To be done: Every record below should be printed exactly as it appears.

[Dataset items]
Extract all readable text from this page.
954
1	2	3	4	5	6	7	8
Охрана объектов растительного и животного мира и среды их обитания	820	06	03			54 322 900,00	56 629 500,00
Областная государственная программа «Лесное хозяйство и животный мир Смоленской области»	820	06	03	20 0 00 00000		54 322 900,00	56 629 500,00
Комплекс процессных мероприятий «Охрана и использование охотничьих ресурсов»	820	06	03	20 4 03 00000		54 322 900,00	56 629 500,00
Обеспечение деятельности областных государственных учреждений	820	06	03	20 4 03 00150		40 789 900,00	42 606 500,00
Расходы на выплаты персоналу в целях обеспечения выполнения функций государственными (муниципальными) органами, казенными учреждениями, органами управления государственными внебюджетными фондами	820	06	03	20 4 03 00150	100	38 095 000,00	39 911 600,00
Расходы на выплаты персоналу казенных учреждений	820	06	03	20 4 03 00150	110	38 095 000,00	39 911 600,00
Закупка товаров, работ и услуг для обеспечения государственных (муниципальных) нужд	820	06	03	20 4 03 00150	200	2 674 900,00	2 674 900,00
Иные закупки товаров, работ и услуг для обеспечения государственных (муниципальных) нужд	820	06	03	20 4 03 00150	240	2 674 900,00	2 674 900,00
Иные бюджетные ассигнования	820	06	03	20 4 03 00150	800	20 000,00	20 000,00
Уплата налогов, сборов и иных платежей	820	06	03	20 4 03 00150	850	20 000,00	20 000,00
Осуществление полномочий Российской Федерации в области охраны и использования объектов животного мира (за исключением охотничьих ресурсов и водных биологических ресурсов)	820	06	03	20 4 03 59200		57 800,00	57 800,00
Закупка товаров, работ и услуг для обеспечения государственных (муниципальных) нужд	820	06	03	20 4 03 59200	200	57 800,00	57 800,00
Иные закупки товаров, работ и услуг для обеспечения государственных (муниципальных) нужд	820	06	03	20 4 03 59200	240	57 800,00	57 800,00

Response for this exercise:
Extract all readable text from this page.
954
1	2	3	4	5	6	7	8
Охрана объектов растительного и животного мира и среды их обитания	820	06	03			54 322 900,00	56 629 500,00
Областная государственная программа «Лесное хозяйство и животный мир Смоленской области»	820	06	03	20 0 00 00000		54 322 900,00	56 629 500,00
Комплекс процессных мероприятий «Охрана и использование охотничьих ресурсов»	820	06	03	20 4 03 00000		54 322 900,00	56 629 500,00
Обеспечение деятельности областных государственных учреждений	820	06	03	20 4 03 00150		40 789 900,00	42 606 500,00
Расходы на выплаты персоналу в целях обеспечения выполнения функций государственными (муниципальными) органами, казенными учреждениями, органами управления государственными внебюджетными фондами	820	06	03	20 4 03 00150	100	38 095 000,00	39 911 600,00
Расходы на выплаты персоналу казенных учреждений	820	06	03	20 4 03 00150	110	38 095 000,00	39 911 600,00
Закупка товаров, работ и услуг для обеспечения государственных (муниципальных) нужд	820	06	03	20 4 03 00150	200	2 674 900,00	2 674 900,00
Иные закупки товаров, работ и услуг для обеспечения государственных (муниципальных) нужд	820	06	03	20 4 03 00150	240	2 674 900,00	2 674 900,00
Иные бюджетные ассигнования	820	06	03	20 4 03 00150	800	20 000,00	20 000,00
Уплата налогов, сборов и иных платежей	820	06	03	20 4 03 00150	850	20 000,00	20 000,00
Осуществление полномочий Российской Федерации в области охраны и использования объектов животного мира (за исключением охотничьих ресурсов и водных биологических ресурсов)	820	06	03	20 4 03 59200		57 800,00	57 800,00
Закупка товаров, работ и услуг для обеспечения государственных (муниципальных) нужд	820	06	03	20 4 03 59200	200	57 800,00	57 800,00
Иные закупки товаров, работ и услуг для обеспечения государственных (муниципальных) нужд	820	06	03	20 4 03 59200	240	57 800,00	57 800,00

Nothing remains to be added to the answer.